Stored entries

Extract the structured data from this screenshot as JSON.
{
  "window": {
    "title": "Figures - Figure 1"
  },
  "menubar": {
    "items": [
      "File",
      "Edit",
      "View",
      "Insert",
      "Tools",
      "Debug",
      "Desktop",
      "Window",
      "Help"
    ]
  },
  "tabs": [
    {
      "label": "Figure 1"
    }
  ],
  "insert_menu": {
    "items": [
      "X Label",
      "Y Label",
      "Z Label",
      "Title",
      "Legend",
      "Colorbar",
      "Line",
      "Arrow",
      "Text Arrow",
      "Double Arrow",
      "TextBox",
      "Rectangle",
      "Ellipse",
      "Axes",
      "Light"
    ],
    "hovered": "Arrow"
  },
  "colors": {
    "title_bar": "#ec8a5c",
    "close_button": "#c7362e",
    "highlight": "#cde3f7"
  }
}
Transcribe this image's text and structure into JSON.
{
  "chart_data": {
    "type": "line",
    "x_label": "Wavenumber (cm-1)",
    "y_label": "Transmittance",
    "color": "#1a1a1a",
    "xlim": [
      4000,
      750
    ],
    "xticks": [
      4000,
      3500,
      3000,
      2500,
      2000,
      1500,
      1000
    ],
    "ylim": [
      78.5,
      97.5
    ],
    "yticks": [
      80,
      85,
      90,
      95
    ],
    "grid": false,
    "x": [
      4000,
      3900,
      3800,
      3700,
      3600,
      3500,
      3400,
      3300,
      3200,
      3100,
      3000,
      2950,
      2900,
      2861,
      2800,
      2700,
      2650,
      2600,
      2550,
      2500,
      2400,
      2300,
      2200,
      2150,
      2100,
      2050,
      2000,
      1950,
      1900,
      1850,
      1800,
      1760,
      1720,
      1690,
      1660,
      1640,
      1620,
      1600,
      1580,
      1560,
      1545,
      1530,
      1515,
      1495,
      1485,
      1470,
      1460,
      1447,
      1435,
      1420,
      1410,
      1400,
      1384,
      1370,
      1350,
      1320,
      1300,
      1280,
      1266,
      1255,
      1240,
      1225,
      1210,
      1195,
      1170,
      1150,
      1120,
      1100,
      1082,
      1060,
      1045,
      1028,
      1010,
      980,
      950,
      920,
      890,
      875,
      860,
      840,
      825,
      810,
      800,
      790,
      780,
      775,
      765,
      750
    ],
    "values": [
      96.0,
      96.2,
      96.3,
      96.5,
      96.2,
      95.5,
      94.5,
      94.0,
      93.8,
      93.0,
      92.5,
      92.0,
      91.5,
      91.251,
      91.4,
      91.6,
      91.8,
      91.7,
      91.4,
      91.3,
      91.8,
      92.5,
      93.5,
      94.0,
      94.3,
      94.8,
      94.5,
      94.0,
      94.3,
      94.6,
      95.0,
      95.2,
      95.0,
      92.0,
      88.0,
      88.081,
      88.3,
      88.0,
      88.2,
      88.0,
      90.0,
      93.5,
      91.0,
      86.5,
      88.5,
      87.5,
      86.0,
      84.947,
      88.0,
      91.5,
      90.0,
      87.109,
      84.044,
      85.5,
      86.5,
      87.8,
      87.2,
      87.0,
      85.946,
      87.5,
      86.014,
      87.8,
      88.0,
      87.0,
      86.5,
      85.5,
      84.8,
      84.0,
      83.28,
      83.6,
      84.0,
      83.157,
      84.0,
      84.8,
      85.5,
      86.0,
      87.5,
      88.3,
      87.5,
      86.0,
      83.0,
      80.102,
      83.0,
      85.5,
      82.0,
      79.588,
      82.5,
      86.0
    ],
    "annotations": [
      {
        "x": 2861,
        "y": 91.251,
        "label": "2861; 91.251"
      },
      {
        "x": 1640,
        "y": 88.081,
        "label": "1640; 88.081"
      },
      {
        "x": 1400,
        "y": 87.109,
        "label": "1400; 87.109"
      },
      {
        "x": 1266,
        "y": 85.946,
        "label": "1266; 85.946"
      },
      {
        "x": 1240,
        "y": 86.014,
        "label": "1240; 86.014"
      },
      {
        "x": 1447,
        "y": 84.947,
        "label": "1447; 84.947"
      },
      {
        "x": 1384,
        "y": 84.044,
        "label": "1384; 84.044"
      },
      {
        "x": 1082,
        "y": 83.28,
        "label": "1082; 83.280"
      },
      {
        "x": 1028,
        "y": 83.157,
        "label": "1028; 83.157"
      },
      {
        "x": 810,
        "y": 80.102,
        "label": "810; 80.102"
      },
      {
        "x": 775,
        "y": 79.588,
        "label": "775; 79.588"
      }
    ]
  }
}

=== JOB ===
Within the entries above, how many lines contain "JSON"? Respond with the number only.

=== EXERCISE ANSWER ===
2